Input for this task START

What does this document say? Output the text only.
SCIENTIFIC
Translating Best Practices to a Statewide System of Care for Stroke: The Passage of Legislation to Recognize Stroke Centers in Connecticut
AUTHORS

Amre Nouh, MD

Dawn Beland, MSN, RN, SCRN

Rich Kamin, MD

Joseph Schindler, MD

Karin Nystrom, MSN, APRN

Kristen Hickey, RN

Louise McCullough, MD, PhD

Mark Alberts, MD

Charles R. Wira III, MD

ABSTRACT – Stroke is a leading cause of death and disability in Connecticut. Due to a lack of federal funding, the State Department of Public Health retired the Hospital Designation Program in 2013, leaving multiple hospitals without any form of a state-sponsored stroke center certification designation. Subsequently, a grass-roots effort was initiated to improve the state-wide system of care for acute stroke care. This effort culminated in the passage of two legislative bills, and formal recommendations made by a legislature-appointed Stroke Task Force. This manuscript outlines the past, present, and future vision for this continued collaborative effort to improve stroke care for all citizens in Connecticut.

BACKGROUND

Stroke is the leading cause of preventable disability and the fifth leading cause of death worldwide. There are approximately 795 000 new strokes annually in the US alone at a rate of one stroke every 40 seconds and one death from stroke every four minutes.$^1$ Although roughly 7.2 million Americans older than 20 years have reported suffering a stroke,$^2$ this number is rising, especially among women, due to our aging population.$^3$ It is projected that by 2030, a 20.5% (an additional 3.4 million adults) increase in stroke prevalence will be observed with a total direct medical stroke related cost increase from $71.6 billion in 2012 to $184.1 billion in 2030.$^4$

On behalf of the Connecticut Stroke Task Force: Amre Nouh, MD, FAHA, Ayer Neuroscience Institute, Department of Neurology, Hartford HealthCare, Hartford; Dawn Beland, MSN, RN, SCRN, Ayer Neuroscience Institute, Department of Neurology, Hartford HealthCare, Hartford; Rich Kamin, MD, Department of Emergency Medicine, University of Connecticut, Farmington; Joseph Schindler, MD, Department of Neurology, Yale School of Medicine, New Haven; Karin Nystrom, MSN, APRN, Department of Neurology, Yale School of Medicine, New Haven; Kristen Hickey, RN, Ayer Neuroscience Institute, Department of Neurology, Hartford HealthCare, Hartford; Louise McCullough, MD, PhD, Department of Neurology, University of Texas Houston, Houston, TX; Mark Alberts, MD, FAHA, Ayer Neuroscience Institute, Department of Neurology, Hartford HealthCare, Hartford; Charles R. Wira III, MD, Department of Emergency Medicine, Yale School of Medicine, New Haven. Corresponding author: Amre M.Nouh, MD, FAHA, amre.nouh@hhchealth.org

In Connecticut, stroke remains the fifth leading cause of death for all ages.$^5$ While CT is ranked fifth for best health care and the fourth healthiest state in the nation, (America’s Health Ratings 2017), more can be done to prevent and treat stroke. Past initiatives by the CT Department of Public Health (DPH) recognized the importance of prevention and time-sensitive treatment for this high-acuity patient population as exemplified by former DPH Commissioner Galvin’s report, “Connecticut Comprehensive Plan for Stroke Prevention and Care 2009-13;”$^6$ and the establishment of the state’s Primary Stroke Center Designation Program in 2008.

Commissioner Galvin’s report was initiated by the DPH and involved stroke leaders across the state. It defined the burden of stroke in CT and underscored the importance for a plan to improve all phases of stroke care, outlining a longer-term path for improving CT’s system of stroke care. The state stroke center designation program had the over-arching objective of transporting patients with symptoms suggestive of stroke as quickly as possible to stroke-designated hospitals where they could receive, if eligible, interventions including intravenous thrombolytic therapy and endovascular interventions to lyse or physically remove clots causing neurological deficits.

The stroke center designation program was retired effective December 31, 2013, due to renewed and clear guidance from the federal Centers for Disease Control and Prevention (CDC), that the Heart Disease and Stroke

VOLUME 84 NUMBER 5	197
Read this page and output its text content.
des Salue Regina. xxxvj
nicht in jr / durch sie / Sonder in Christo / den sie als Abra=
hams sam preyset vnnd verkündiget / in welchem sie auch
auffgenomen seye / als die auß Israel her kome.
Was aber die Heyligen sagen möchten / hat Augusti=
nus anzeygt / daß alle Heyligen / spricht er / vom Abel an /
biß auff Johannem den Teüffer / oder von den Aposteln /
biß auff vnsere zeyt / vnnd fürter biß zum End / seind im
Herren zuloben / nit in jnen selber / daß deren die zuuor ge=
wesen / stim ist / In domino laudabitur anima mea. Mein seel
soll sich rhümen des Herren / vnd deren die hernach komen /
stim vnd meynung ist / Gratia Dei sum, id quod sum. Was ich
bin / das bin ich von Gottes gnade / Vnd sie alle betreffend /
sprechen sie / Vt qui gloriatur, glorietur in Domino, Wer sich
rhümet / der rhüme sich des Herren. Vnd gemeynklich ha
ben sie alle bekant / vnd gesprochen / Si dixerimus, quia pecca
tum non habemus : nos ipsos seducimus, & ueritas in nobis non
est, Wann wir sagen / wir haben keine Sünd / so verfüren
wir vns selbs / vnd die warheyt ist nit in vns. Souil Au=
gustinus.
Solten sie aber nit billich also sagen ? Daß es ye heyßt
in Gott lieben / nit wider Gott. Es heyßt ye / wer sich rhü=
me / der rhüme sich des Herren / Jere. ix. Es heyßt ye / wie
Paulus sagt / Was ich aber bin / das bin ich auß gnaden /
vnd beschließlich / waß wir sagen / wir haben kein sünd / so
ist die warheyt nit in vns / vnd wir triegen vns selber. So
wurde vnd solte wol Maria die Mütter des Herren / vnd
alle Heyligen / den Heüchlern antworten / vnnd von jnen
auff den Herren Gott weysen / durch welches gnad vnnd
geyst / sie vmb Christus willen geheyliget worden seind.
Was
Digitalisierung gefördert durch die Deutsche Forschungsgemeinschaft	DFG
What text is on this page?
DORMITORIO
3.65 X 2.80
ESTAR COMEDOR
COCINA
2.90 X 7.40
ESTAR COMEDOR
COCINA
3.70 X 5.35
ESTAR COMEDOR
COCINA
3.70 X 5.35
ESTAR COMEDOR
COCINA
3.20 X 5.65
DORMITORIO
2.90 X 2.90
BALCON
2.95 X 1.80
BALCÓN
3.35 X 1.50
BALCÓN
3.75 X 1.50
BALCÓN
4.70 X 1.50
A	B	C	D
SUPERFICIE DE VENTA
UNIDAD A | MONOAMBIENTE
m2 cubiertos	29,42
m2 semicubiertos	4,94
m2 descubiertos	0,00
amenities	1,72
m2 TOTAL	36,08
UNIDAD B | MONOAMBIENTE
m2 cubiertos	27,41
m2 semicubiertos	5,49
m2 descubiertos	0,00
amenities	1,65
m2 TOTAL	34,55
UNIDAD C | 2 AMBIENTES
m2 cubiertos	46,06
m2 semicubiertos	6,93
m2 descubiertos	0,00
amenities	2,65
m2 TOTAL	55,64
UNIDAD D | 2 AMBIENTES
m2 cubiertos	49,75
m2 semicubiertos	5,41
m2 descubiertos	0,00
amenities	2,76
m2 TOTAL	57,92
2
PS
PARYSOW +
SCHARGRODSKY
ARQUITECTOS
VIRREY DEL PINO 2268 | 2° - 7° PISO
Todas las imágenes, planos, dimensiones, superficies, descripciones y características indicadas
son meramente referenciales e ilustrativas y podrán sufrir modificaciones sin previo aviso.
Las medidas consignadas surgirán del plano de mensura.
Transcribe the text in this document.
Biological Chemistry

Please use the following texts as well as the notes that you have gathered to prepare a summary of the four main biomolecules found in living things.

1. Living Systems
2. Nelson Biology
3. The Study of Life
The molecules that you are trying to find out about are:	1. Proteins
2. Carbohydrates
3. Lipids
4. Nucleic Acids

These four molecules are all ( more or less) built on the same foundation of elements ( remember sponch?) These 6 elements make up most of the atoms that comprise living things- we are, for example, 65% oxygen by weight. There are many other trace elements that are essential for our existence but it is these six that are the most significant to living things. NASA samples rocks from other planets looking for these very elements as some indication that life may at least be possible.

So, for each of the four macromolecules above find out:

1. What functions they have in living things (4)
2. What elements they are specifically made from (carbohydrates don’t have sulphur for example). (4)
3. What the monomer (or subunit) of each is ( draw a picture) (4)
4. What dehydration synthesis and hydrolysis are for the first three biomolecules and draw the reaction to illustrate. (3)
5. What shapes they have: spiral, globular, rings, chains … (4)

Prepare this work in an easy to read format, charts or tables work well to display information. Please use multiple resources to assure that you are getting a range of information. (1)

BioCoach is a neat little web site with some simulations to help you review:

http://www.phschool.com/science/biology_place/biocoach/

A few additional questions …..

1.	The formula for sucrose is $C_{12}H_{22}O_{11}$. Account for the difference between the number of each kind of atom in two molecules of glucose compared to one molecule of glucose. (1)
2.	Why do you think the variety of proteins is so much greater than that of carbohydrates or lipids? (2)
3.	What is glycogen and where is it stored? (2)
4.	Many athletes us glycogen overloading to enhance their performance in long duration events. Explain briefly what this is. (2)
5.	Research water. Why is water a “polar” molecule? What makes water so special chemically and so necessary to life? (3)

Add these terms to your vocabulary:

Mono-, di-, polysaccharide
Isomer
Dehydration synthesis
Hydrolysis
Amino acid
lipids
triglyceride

Input for this task END

**Action item**
For each line above that contains "Joseph", make a copy.

**Your solution**
Joseph Schindler, MD
On behalf of the Connecticut Stroke Task Force: Amre Nouh, MD, FAHA, Ayer Neuroscience Institute, Department of Neurology, Hartford HealthCare, Hartford; Dawn Beland, MSN, RN, SCRN, Ayer Neuroscience Institute, Department of Neurology, Hartford HealthCare, Hartford; Rich Kamin, MD, Department of Emergency Medicine, University of Connecticut, Farmington; Joseph Schindler, MD, Department of Neurology, Yale School of Medicine, New Haven; Karin Nystrom, MSN, APRN, Department of Neurology, Yale School of Medicine, New Haven; Kristen Hickey, RN, Ayer Neuroscience Institute, Department of Neurology, Hartford HealthCare, Hartford; Louise McCullough, MD, PhD, Department of Neurology, University of Texas Houston, Houston, TX; Mark Alberts, MD, FAHA, Ayer Neuroscience Institute, Department of Neurology, Hartford HealthCare, Hartford; Charles R. Wira III, MD, Department of Emergency Medicine, Yale School of Medicine, New Haven. Corresponding author: Amre M.Nouh, MD, FAHA, amre.nouh@hhchealth.org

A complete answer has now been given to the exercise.